» **Texto de origen**
Una imagen antigua de la Puerta de Brandenburgo (foto: Jocelyn Paine).
En el autobús que iba de Tempelhof (el aeropuerto del sector oriental de Berlín) a la parte occidental de la ciudad ya había vislumbrado el panorama: frío y más frío. El paisaje estaba aterido y desolado. El frío siberiano se ablandaba con la nieve. El frío berlinés era duro como la tierra invernal, y húmedo como el de un pantano; una vez que arraigaba en alguna parte del cuerpo ya podía darse por perdida la batalla.
 
De un baúl dejado por Jan a su cuidado sacó mi amiga Gaby un poncho enorme, gris y marrón, que iba a ser la prenda con la que debería lidiar las inclemencias del exterior. De momento, me metí en el piso y no salí de él, salvo para comprar panecillos para el desayuno. Había que aclimatarse. Y organizar el modo en que iba a ganarme algunos marcos. Mi intención era quedarme por un tiempo. La Wegé, la Wohngemeinschaft, es decir, los ocupantes del piso, no tenían inconveniente en acogerme. Gaby me dejaba su habitación. Pero tenía que aportar algo a la caja común, de la que salía el dinero para la compra.
 
¿Por qué no daba clases de español? Por qué no. En Zitty, la revista por la que pasaba todo el comercio de segunda mano, alquiler de pisos y anuncios de cursos, puse uno. Ofrecía, ni más ni menos, la adquisición de conocimientos básicos de español en un período de cinco semanas. Fui a la universidad para pegar unos carteles con el anuncio, y me encontré con un reparto de panfletos relacionado con una venta de café de Nicaragua. Me indignó que los promotores del asunto no hablaran una palabra de español. Y me disgustó que aquel café fuera mucho más caro que el normal. "Es el precio de la solidaridad", me dijo un tipo barbudo que fumaba en pipa. Le respondí que yo también debía tener solidaridad conmigo misma.
 
Aparecieron, milagrosamente, cuatro alumnos. Un hombre y tres mujeres. Venían dos veces por semana al piso, y allí trataba de hacerlos hablar como fuera. Escribía unos textos, que yo suponía sencillos, se los leía y luego se los hacía leer a cada uno de ellos. La fonética española se les resistía, y además eran tímidos y se avergonzaban de hablar un idioma que no dominaban. Pero en cuanto hubo confianza nos empezamos a divertir con sus abundantes meteduras de pata.
 
En cuanto a la gramática, si a un español la alemana le parecía endiablada, con sus declinaciones y su sintaxis, los alemanes juraban en arameo a la vista de nuestros verbos y sus irregularidades. Pasamos mucho tiempo tratando de dilucidar las diferencias entre "ser" y "estar", asunto que les intrigaba sobremanera, y entre el pretérito perfecto y el indefinido, otro quebradero de cabezas germánicas y no germánicas.

» **Tareas a realizar**
• A. Indica si cada afirmación coincide con el relato sobre Berlín. Responde sí o no y cita las palabras del relato que lo deciden. (i) Tempelhof era el aeropuerto del sector oriental de Berlín. (ii) A las clases acudieron tres hombres y una mujer. (iii) El anuncio prometía conocimientos básicos de español en cinco semanas.
• B. Prosigue el relato sobre Berlín a partir de su última oración, con el mismo tono y en primera persona.

» **Registros extraídos**
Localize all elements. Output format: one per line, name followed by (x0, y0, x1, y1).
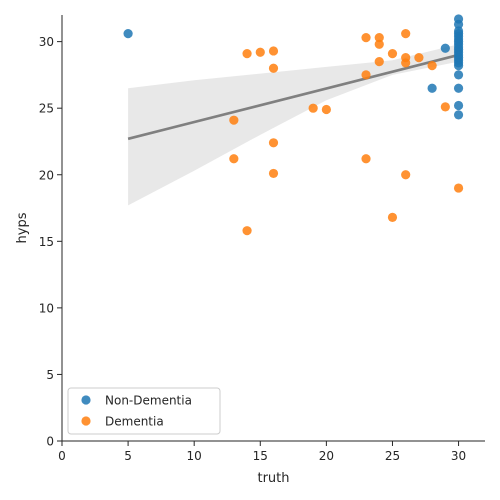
data-point (374, 33, 384, 43)
x-tick-label: 10 (187, 449, 202, 463)
legend-marker (81, 416, 91, 426)
legend-box (67, 387, 221, 435)
data-point (387, 212, 398, 222)
y-tick-label: 15 (39, 235, 54, 249)
data-point (268, 46, 279, 56)
data-point (453, 70, 464, 80)
x-axis-title: truth (257, 471, 289, 486)
data-point (242, 226, 252, 236)
data-point (401, 170, 411, 180)
data-point (427, 83, 437, 93)
x-tick-label: 20 (319, 449, 334, 463)
x-tick-label: 5 (124, 449, 132, 463)
confidence-band-layer (128, 44, 459, 206)
data-point (427, 60, 437, 71)
data-point (268, 168, 279, 179)
series-dementia (229, 29, 464, 236)
data-point (453, 110, 464, 120)
data-point (361, 154, 371, 164)
data-point (123, 29, 133, 39)
data-point (255, 47, 265, 57)
legend-marker (81, 395, 91, 405)
data-point (321, 104, 331, 115)
y-tick-label: 25 (39, 102, 54, 116)
data-point (453, 83, 464, 93)
y-tick-label: 20 (39, 168, 54, 182)
series-non-dementia (123, 14, 464, 120)
data-point (453, 60, 464, 71)
axes-layer (61, 15, 485, 442)
data-point (308, 103, 318, 113)
data-point (361, 70, 371, 80)
y-tick-label: 0 (46, 435, 54, 449)
ticks-layer: 0 5 10 15 20 25 30 0 5 10 15 20 25 30 (39, 35, 466, 463)
x-tick-label: 0 (58, 449, 66, 463)
data-point (374, 39, 384, 49)
data-point (401, 58, 411, 68)
data-point (453, 183, 464, 193)
points-layer (123, 14, 464, 236)
legend-label: Non-Dementia (105, 394, 192, 408)
data-point (229, 154, 239, 164)
data-point (401, 29, 411, 39)
data-point (374, 56, 384, 67)
data-point (453, 100, 464, 111)
data-point (387, 49, 398, 59)
data-point (440, 102, 450, 112)
data-point (229, 115, 239, 125)
y-tick-label: 30 (39, 35, 54, 49)
data-point (440, 43, 450, 53)
legend-label: Dementia (105, 415, 164, 429)
regression-line-layer (127, 53, 459, 141)
y-tick-label: 10 (39, 301, 54, 315)
data-point (361, 33, 371, 43)
regression-line (127, 53, 459, 141)
y-axis-title: hyps (15, 212, 30, 243)
data-point (268, 138, 279, 148)
legend: Non-Dementia Dementia (67, 387, 221, 435)
data-point (414, 53, 424, 63)
data-point (453, 19, 464, 29)
x-tick-label: 15 (253, 449, 268, 463)
x-tick-label: 25 (385, 449, 400, 463)
y-tick-label: 5 (46, 368, 54, 382)
confidence-band (128, 44, 459, 206)
data-point (268, 63, 279, 73)
data-point (242, 49, 252, 59)
x-tick-label: 30 (451, 449, 466, 463)
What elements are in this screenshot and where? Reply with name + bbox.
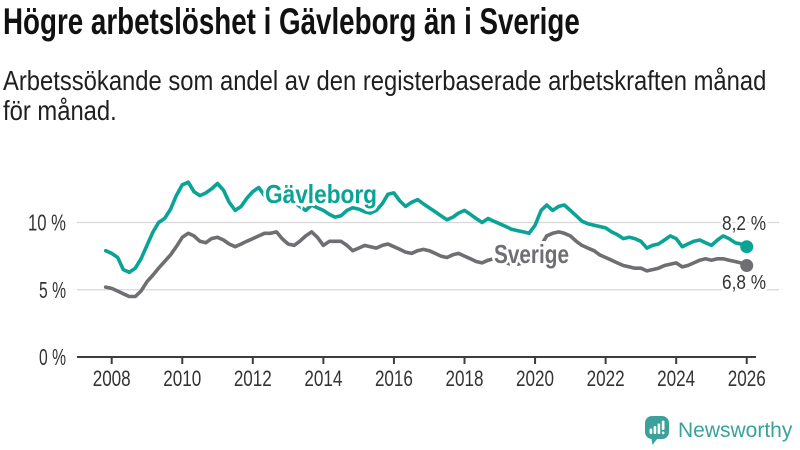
logo-exclamation-dot: [661, 431, 665, 435]
series-label-sverige: Sverige: [494, 239, 569, 269]
x-tick-label: 2014: [304, 366, 342, 391]
subtitle-line-2: för månad.: [3, 95, 117, 126]
series-label-gavleborg: Gävleborg: [265, 179, 377, 209]
x-tick-label: 2016: [375, 366, 413, 391]
end-dot-gavleborg: [740, 240, 754, 254]
end-dot-sverige: [740, 259, 754, 273]
logo-exclamation-stroke: [661, 420, 665, 430]
x-tick-label: 2022: [587, 366, 625, 391]
x-tick-label: 2024: [657, 366, 695, 391]
x-tick-label: 2026: [728, 366, 766, 391]
chart-subtitle: Arbetssökande som andel av den registerb…: [3, 66, 800, 126]
end-value-label-sverige: 6,8 %: [722, 272, 766, 294]
line-sverige: [103, 230, 749, 299]
logo-bar-tall: [657, 423, 661, 434]
x-tick-label: 2020: [516, 366, 554, 391]
end-value-label-gavleborg: 8,2 %: [722, 213, 766, 235]
x-tick-label: 2012: [234, 366, 272, 391]
logo-bar-small: [649, 428, 653, 434]
newsworthy-speech-bubble-bar-chart-icon: [645, 416, 669, 445]
subtitle-line-1: Arbetssökande som andel av den registerb…: [3, 65, 767, 96]
y-tick-label: 5 %: [39, 277, 66, 303]
y-tick-label: 10 %: [28, 210, 66, 236]
logo-bubble-shape: [645, 416, 669, 445]
x-tick-label: 2008: [93, 366, 131, 391]
y-tick-label: 0 %: [39, 344, 66, 370]
x-tick-label: 2010: [163, 366, 201, 391]
newsworthy-wordmark: Newsworthy: [678, 418, 793, 442]
logo-bar-medium: [653, 426, 657, 434]
newsworthy-logo: Newsworthy: [645, 416, 792, 445]
x-tick-label: 2018: [446, 366, 484, 391]
line-gavleborg: [103, 180, 749, 275]
page-title: Högre arbetslöshet i Gävleborg än i Sver…: [3, 1, 580, 42]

» **Resultados obtenidos**
• A.
(i) Sí: "Tempelhof (el aeropuerto del sector oriental de Berlín)".
(ii) No: "Un hombre y tres mujeres."
(iii) Sí: "la adquisición de conocimientos básicos de español en un período de cinco semanas".

• B.
La vida en la Wegé transcurría tranquila y regular. Todo el mundo iba a trabajar por la mañana y regresaba por la noche. La cena era el momento de reunión. Éramos cuatro, más la pequeña hija de Gaby. Se salía poco, pero se invitaba a los amigos a cenar, y si había algún cumpleaños se organizaba una fiesta en casa. Y entonces había que ponerse elegante, nada de la ropa de batalla habitual. En una de las muchas tiendas de ropa de segunda mano que había en la ciudad me compré para una fiesta un vestido granate y una chaqueta lila que habían sobrevivido, en buen estado, lo menos desde los años 40.
 
Se iba a celebrar la Berlinale, y apareció una oportunidad para asistir. Eso sí, ilegalmente. Había un grupo de avispados que tenía montado, con mucha profesionalidad, un sistema de acreditaciones falsas. Se pagaba por ellas, pero menos que por las auténticas. Yo tuve una, con mi foto y un nombre checoslovaco, y con aquel cartoncito pude darme unas panzadas de cine experimental de las que solía salir en estado de shock. Por suerte, ningún checo que anduviera por allí me dirigió la palabra.
 
Mi pequeño cargamento de piedras semipreciosas, que me había costado en Lima la fortuna de 36 dólares, estaba a la espera de salir de su encierro. Me dispuse a fabricar algunas piezas en el estilo que había aprendido de Francesco y Alfredo. En las ferreterías compré hilo de cobre, lija, pinzas y otras herramientas, y produje un surtidito de pendientes. Las herramientas alemanas eran muy buenas, pero de los pendientes sólo podía decirse como elogio que tenían un toque original.
 
En la ciudad había varios mercadillos al aire libre los fines de semana, y a uno de ellos fui con una gran caja de puros llena de mis obras. Descubrí que los sudamericanos residentes en Berlín, que eran legión, tenían copado el mercado. Había decenas de pendientes con los materiales que yo usaba, y hechos por mejores artesanos. No vendí ni un par.
 
Como veterana que era de la ciudad, no me movía mucho por ella; iba a lo sumo a Kurfürstendamm, donde me gustaba observar el ir y venir de los berlineses, y sobre todo de las ancianas berlinesas que, coquetamente vestidas, con modelos de antes de la guerra, acudían a tomar café y Kuchen en los salones del centro. Me había contagiado de la indiferencia que sentían mis amigos a todo aquel territorio de al lado, el que estaba detrás del muro, al Este, y ya no volví a hacer la travesía hasta Alexanderplatz.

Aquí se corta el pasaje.